Entries from a visual dataset

○ ○ ○

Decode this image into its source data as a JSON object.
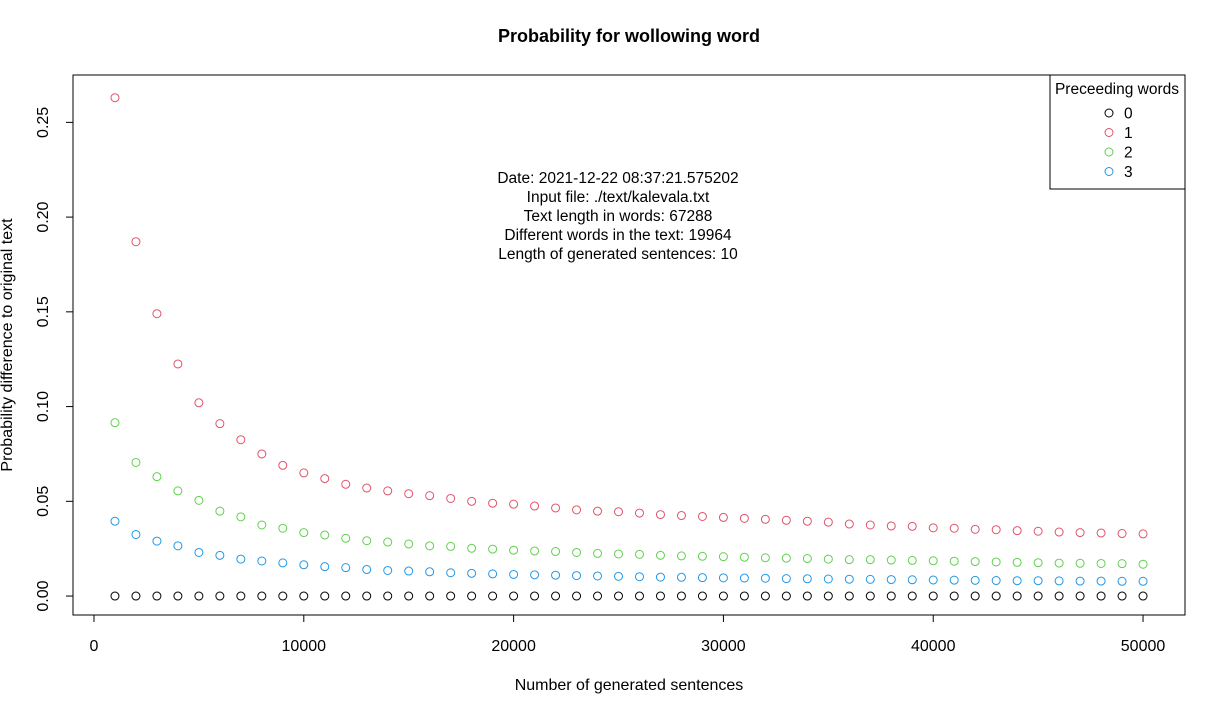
{
  "chart_data": {
    "type": "scatter",
    "title": "Probability for wollowing word",
    "xlabel": "Number of generated sentences",
    "ylabel": "Probability difference to original text",
    "xlim": [
      -1000,
      52000
    ],
    "ylim": [
      -0.01,
      0.275
    ],
    "xticks": [
      0,
      10000,
      20000,
      30000,
      40000,
      50000
    ],
    "xtick_labels": [
      "0",
      "10000",
      "20000",
      "30000",
      "40000",
      "50000"
    ],
    "yticks": [
      0,
      0.05,
      0.1,
      0.15,
      0.2,
      0.25
    ],
    "ytick_labels": [
      "0.00",
      "0.05",
      "0.10",
      "0.15",
      "0.20",
      "0.25"
    ],
    "grid": false,
    "marker": "open-circle",
    "x": [
      1000,
      2000,
      3000,
      4000,
      5000,
      6000,
      7000,
      8000,
      9000,
      10000,
      11000,
      12000,
      13000,
      14000,
      15000,
      16000,
      17000,
      18000,
      19000,
      20000,
      21000,
      22000,
      23000,
      24000,
      25000,
      26000,
      27000,
      28000,
      29000,
      30000,
      31000,
      32000,
      33000,
      34000,
      35000,
      36000,
      37000,
      38000,
      39000,
      40000,
      41000,
      42000,
      43000,
      44000,
      45000,
      46000,
      47000,
      48000,
      49000,
      50000
    ],
    "series": [
      {
        "name": "0",
        "color": "#000000",
        "values": [
          0,
          0,
          0,
          0,
          0,
          0,
          0,
          0,
          0,
          0,
          0,
          0,
          0,
          0,
          0,
          0,
          0,
          0,
          0,
          0,
          0,
          0,
          0,
          0,
          0,
          0,
          0,
          0,
          0,
          0,
          0,
          0,
          0,
          0,
          0,
          0,
          0,
          0,
          0,
          0,
          0,
          0,
          0,
          0,
          0,
          0,
          0,
          0,
          0,
          0
        ]
      },
      {
        "name": "1",
        "color": "#DF536B",
        "values": [
          0.263,
          0.187,
          0.149,
          0.1225,
          0.102,
          0.091,
          0.0825,
          0.075,
          0.069,
          0.065,
          0.062,
          0.059,
          0.057,
          0.0555,
          0.054,
          0.053,
          0.0515,
          0.05,
          0.049,
          0.0485,
          0.0475,
          0.0465,
          0.0455,
          0.0448,
          0.0445,
          0.0438,
          0.043,
          0.0425,
          0.042,
          0.0415,
          0.041,
          0.0405,
          0.04,
          0.0395,
          0.039,
          0.038,
          0.0375,
          0.037,
          0.0368,
          0.036,
          0.0358,
          0.0352,
          0.035,
          0.0345,
          0.0342,
          0.0338,
          0.0335,
          0.0333,
          0.033,
          0.0328
        ]
      },
      {
        "name": "2",
        "color": "#61D04F",
        "values": [
          0.0915,
          0.0705,
          0.063,
          0.0555,
          0.0505,
          0.0448,
          0.0418,
          0.0375,
          0.0358,
          0.0335,
          0.0322,
          0.0305,
          0.0292,
          0.0285,
          0.0275,
          0.0265,
          0.0262,
          0.0252,
          0.0248,
          0.0242,
          0.0238,
          0.0235,
          0.023,
          0.0225,
          0.0222,
          0.022,
          0.0215,
          0.0212,
          0.021,
          0.0208,
          0.0205,
          0.0202,
          0.02,
          0.0198,
          0.0195,
          0.0192,
          0.0192,
          0.019,
          0.0188,
          0.0186,
          0.0184,
          0.0182,
          0.018,
          0.0178,
          0.0176,
          0.0174,
          0.0173,
          0.0172,
          0.0171,
          0.0168
        ]
      },
      {
        "name": "3",
        "color": "#2297E6",
        "values": [
          0.0395,
          0.0325,
          0.029,
          0.0265,
          0.023,
          0.0215,
          0.0195,
          0.0185,
          0.0175,
          0.0165,
          0.0155,
          0.015,
          0.014,
          0.0135,
          0.0132,
          0.0128,
          0.0123,
          0.012,
          0.0117,
          0.0114,
          0.0112,
          0.011,
          0.0108,
          0.0106,
          0.0104,
          0.0102,
          0.01,
          0.0099,
          0.0097,
          0.0096,
          0.0095,
          0.0094,
          0.0092,
          0.0091,
          0.009,
          0.0089,
          0.0088,
          0.0087,
          0.0086,
          0.0085,
          0.0084,
          0.0083,
          0.0082,
          0.0081,
          0.0081,
          0.008,
          0.0079,
          0.0079,
          0.0078,
          0.0078
        ]
      }
    ],
    "legend": {
      "title": "Preceeding words",
      "position": "top-right",
      "entries": [
        "0",
        "1",
        "2",
        "3"
      ]
    },
    "annotations": [
      "Date: 2021-12-22 08:37:21.575202",
      "Input file: ./text/kalevala.txt",
      "Text length in words: 67288",
      "Different words in the text: 19964",
      "Length of generated sentences: 10"
    ]
  }
}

○ ○ ○

• **What you need to do**: Return the records exactly. Don't carry the pictures over.

• **Written response**:
Decode this image into its source data as a JSON object.
{
  "chart_data": {
    "type": "scatter",
    "title": "Probability for wollowing word",
    "xlabel": "Number of generated sentences",
    "ylabel": "Probability difference to original text",
    "xlim": [
      -1000,
      52000
    ],
    "ylim": [
      -0.01,
      0.275
    ],
    "xticks": [
      0,
      10000,
      20000,
      30000,
      40000,
      50000
    ],
    "xtick_labels": [
      "0",
      "10000",
      "20000",
      "30000",
      "40000",
      "50000"
    ],
    "yticks": [
      0,
      0.05,
      0.1,
      0.15,
      0.2,
      0.25
    ],
    "ytick_labels": [
      "0.00",
      "0.05",
      "0.10",
      "0.15",
      "0.20",
      "0.25"
    ],
    "grid": false,
    "marker": "open-circle",
    "x": [
      1000,
      2000,
      3000,
      4000,
      5000,
      6000,
      7000,
      8000,
      9000,
      10000,
      11000,
      12000,
      13000,
      14000,
      15000,
      16000,
      17000,
      18000,
      19000,
      20000,
      21000,
      22000,
      23000,
      24000,
      25000,
      26000,
      27000,
      28000,
      29000,
      30000,
      31000,
      32000,
      33000,
      34000,
      35000,
      36000,
      37000,
      38000,
      39000,
      40000,
      41000,
      42000,
      43000,
      44000,
      45000,
      46000,
      47000,
      48000,
      49000,
      50000
    ],
    "series": [
      {
        "name": "0",
        "color": "#000000",
        "values": [
          0,
          0,
          0,
          0,
          0,
          0,
          0,
          0,
          0,
          0,
          0,
          0,
          0,
          0,
          0,
          0,
          0,
          0,
          0,
          0,
          0,
          0,
          0,
          0,
          0,
          0,
          0,
          0,
          0,
          0,
          0,
          0,
          0,
          0,
          0,
          0,
          0,
          0,
          0,
          0,
          0,
          0,
          0,
          0,
          0,
          0,
          0,
          0,
          0,
          0
        ]
      },
      {
        "name": "1",
        "color": "#DF536B",
        "values": [
          0.263,
          0.187,
          0.149,
          0.1225,
          0.102,
          0.091,
          0.0825,
          0.075,
          0.069,
          0.065,
          0.062,
          0.059,
          0.057,
          0.0555,
          0.054,
          0.053,
          0.0515,
          0.05,
          0.049,
          0.0485,
          0.0475,
          0.0465,
          0.0455,
          0.0448,
          0.0445,
          0.0438,
          0.043,
          0.0425,
          0.042,
          0.0415,
          0.041,
          0.0405,
          0.04,
          0.0395,
          0.039,
          0.038,
          0.0375,
          0.037,
          0.0368,
          0.036,
          0.0358,
          0.0352,
          0.035,
          0.0345,
          0.0342,
          0.0338,
          0.0335,
          0.0333,
          0.033,
          0.0328
        ]
      },
      {
        "name": "2",
        "color": "#61D04F",
        "values": [
          0.0915,
          0.0705,
          0.063,
          0.0555,
          0.0505,
          0.0448,
          0.0418,
          0.0375,
          0.0358,
          0.0335,
          0.0322,
          0.0305,
          0.0292,
          0.0285,
          0.0275,
          0.0265,
          0.0262,
          0.0252,
          0.0248,
          0.0242,
          0.0238,
          0.0235,
          0.023,
          0.0225,
          0.0222,
          0.022,
          0.0215,
          0.0212,
          0.021,
          0.0208,
          0.0205,
          0.0202,
          0.02,
          0.0198,
          0.0195,
          0.0192,
          0.0192,
          0.019,
          0.0188,
          0.0186,
          0.0184,
          0.0182,
          0.018,
          0.0178,
          0.0176,
          0.0174,
          0.0173,
          0.0172,
          0.0171,
          0.0168
        ]
      },
      {
        "name": "3",
        "color": "#2297E6",
        "values": [
          0.0395,
          0.0325,
          0.029,
          0.0265,
          0.023,
          0.0215,
          0.0195,
          0.0185,
          0.0175,
          0.0165,
          0.0155,
          0.015,
          0.014,
          0.0135,
          0.0132,
          0.0128,
          0.0123,
          0.012,
          0.0117,
          0.0114,
          0.0112,
          0.011,
          0.0108,
          0.0106,
          0.0104,
          0.0102,
          0.01,
          0.0099,
          0.0097,
          0.0096,
          0.0095,
          0.0094,
          0.0092,
          0.0091,
          0.009,
          0.0089,
          0.0088,
          0.0087,
          0.0086,
          0.0085,
          0.0084,
          0.0083,
          0.0082,
          0.0081,
          0.0081,
          0.008,
          0.0079,
          0.0079,
          0.0078,
          0.0078
        ]
      }
    ],
    "legend": {
      "title": "Preceeding words",
      "position": "top-right",
      "entries": [
        "0",
        "1",
        "2",
        "3"
      ]
    },
    "annotations": [
      "Date: 2021-12-22 08:37:21.575202",
      "Input file: ./text/kalevala.txt",
      "Text length in words: 67288",
      "Different words in the text: 19964",
      "Length of generated sentences: 10"
    ]
  }
}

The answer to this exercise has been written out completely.